What this task involves → Scan the listing below. Report each line that includes "label".

Given data →
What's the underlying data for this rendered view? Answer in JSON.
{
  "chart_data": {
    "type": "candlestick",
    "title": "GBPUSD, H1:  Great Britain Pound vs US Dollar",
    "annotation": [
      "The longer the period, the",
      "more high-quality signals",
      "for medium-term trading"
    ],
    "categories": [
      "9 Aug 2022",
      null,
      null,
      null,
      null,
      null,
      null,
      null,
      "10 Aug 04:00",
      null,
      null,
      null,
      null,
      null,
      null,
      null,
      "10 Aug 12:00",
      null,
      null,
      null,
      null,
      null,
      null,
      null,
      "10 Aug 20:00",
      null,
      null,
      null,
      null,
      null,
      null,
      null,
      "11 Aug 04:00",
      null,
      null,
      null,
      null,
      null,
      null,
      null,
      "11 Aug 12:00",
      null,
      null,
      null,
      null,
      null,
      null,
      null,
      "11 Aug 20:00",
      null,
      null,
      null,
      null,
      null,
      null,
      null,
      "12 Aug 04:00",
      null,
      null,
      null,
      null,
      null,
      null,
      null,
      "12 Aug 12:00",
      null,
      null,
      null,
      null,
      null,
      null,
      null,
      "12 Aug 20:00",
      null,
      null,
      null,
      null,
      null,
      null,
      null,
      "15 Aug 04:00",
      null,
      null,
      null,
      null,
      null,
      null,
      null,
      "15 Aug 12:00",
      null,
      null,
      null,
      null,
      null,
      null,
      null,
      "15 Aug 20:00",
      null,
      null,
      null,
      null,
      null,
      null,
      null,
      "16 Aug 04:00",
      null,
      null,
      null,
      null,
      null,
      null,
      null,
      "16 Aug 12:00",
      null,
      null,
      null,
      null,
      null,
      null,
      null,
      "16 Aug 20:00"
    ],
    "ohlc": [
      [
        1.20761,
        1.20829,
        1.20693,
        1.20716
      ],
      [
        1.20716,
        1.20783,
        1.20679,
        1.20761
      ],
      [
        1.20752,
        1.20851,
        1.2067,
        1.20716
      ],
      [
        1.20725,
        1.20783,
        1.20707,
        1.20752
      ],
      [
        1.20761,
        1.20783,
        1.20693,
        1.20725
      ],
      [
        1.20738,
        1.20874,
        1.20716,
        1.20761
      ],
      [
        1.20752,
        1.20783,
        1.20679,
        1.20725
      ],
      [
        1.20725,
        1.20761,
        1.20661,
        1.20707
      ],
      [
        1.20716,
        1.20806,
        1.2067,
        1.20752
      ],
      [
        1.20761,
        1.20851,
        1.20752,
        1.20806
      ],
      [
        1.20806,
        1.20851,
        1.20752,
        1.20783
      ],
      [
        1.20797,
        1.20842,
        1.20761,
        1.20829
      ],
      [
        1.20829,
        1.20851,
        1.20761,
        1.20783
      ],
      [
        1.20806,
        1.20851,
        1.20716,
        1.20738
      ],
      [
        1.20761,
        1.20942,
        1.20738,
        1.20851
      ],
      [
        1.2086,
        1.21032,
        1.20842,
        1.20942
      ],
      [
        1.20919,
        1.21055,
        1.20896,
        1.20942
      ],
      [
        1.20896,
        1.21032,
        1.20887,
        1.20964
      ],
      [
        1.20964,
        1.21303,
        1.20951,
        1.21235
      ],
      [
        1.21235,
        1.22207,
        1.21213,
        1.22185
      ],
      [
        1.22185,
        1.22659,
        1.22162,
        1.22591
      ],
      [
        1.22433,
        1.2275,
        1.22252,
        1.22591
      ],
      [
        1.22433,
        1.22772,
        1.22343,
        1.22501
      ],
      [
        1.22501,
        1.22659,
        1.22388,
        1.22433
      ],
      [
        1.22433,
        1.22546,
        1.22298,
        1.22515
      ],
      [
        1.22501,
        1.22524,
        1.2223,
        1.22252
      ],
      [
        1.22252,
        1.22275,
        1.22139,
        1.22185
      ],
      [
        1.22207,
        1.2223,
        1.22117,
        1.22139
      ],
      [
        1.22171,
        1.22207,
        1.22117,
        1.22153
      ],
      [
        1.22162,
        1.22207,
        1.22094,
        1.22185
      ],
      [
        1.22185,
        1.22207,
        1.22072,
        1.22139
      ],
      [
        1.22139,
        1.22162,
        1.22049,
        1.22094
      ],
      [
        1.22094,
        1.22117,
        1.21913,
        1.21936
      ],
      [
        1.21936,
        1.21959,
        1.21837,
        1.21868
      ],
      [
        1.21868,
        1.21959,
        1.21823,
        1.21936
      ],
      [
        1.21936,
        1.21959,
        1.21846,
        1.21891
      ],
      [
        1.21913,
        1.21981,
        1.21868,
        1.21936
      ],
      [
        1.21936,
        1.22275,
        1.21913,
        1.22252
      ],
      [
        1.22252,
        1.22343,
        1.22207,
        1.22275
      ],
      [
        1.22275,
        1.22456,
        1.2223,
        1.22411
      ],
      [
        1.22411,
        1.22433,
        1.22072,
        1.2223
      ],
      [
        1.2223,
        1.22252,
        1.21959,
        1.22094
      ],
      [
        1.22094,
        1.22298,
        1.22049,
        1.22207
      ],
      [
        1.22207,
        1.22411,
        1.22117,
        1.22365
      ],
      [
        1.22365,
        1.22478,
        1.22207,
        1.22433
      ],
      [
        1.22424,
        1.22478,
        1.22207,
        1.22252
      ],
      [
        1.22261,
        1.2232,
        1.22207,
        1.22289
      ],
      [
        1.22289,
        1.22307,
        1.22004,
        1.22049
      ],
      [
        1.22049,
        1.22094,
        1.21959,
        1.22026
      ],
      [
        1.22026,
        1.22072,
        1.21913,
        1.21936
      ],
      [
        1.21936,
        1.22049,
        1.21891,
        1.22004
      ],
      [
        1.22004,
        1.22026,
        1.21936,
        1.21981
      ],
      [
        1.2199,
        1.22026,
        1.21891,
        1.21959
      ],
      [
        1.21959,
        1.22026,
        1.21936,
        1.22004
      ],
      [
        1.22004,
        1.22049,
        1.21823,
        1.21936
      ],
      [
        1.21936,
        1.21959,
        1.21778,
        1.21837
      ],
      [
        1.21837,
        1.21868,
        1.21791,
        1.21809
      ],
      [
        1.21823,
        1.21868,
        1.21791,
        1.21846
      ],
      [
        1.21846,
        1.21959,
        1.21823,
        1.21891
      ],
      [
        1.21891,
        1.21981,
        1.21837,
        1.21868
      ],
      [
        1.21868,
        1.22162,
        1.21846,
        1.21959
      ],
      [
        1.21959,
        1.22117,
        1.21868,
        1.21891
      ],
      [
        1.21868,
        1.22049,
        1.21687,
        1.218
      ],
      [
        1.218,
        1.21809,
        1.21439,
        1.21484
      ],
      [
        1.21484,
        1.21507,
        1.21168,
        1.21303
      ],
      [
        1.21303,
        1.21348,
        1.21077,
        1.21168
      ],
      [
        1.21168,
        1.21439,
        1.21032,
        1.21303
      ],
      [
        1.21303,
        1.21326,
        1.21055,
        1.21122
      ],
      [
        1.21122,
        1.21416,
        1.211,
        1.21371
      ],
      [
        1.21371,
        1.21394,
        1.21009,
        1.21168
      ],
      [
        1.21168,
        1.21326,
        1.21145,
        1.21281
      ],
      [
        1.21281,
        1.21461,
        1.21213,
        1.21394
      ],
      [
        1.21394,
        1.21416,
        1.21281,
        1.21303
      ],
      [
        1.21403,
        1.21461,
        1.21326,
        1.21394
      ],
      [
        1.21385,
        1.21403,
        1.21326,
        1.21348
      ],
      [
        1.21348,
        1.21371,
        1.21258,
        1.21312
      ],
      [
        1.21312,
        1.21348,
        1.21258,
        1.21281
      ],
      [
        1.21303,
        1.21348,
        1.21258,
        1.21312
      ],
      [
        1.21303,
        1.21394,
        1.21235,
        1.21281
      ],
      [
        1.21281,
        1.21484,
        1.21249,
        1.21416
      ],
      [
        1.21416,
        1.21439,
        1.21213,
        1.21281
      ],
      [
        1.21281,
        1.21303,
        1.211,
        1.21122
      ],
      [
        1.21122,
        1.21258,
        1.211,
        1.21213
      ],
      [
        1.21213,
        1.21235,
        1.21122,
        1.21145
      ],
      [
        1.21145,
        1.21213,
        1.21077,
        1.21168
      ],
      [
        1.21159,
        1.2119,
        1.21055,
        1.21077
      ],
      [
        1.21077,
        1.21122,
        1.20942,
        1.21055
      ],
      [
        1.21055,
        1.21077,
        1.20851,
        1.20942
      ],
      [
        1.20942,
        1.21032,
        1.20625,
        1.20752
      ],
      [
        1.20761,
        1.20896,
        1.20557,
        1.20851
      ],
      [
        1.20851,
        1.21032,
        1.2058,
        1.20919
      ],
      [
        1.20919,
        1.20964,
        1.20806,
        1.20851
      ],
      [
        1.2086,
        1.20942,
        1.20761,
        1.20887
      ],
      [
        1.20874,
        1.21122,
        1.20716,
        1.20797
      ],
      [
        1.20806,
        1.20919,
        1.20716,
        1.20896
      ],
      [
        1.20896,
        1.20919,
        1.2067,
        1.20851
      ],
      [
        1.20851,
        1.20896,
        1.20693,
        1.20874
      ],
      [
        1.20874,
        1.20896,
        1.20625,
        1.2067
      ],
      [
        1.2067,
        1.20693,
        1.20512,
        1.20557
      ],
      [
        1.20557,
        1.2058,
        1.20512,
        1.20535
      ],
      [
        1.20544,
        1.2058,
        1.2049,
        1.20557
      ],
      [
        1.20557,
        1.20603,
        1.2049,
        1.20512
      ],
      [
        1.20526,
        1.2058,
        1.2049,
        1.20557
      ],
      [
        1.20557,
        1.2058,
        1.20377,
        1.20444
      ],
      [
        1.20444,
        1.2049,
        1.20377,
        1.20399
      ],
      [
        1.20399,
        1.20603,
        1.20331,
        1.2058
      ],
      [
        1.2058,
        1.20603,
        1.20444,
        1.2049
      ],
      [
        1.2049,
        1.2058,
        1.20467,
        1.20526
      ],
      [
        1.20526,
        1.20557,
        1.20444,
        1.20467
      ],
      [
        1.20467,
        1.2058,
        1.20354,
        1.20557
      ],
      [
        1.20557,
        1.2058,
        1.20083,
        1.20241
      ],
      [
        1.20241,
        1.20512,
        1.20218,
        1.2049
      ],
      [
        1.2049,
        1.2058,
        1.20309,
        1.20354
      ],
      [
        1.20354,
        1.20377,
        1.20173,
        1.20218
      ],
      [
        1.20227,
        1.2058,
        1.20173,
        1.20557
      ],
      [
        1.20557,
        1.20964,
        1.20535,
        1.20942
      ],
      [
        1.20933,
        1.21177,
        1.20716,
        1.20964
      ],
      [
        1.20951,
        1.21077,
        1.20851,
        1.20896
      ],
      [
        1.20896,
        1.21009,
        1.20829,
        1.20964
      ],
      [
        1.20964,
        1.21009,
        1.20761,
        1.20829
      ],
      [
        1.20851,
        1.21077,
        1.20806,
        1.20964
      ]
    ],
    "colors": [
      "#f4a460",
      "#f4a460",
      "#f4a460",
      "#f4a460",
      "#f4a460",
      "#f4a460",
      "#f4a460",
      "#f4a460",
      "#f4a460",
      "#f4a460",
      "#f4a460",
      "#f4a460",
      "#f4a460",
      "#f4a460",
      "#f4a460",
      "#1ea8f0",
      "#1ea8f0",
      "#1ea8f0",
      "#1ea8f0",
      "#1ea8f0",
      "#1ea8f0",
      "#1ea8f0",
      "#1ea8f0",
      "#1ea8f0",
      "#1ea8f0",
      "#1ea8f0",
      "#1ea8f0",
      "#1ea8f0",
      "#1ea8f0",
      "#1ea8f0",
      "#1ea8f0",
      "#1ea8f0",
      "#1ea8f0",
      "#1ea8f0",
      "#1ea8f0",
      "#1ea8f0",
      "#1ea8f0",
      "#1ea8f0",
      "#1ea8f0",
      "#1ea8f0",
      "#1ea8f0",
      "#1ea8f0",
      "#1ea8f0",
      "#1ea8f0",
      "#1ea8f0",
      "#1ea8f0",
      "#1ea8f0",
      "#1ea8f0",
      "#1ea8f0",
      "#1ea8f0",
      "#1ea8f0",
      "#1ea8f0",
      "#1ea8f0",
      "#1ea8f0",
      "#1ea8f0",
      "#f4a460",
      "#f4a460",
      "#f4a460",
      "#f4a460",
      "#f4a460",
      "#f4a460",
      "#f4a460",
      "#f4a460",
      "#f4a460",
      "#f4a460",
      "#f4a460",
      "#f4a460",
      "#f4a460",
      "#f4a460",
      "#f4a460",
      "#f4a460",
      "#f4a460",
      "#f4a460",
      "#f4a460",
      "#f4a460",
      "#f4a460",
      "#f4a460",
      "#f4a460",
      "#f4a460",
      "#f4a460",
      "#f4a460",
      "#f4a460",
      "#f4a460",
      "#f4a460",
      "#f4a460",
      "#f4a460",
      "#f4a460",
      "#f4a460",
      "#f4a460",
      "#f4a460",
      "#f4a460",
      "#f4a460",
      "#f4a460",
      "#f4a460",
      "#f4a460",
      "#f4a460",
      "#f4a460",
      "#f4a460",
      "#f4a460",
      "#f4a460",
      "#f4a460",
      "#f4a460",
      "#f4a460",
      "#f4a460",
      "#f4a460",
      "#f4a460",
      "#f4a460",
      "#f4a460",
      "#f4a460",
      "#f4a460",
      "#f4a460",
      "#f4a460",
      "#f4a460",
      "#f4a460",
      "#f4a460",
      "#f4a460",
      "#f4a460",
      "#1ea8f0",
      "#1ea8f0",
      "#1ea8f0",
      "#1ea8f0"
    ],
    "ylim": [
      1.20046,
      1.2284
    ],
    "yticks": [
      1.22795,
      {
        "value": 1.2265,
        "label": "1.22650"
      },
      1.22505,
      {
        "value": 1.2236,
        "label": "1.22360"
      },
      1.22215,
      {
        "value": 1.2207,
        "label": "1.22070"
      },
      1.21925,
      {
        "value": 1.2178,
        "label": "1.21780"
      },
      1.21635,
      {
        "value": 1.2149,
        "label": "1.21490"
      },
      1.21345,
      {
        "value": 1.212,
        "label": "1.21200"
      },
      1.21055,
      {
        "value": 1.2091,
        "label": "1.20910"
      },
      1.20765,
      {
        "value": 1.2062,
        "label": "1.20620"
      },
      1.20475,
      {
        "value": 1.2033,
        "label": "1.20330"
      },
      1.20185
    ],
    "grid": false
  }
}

Written solution →
        "label": "1.22650"
        "label": "1.22360"
        "label": "1.22070"
        "label": "1.21780"
        "label": "1.21490"
        "label": "1.21200"
        "label": "1.20910"
        "label": "1.20620"
        "label": "1.20330"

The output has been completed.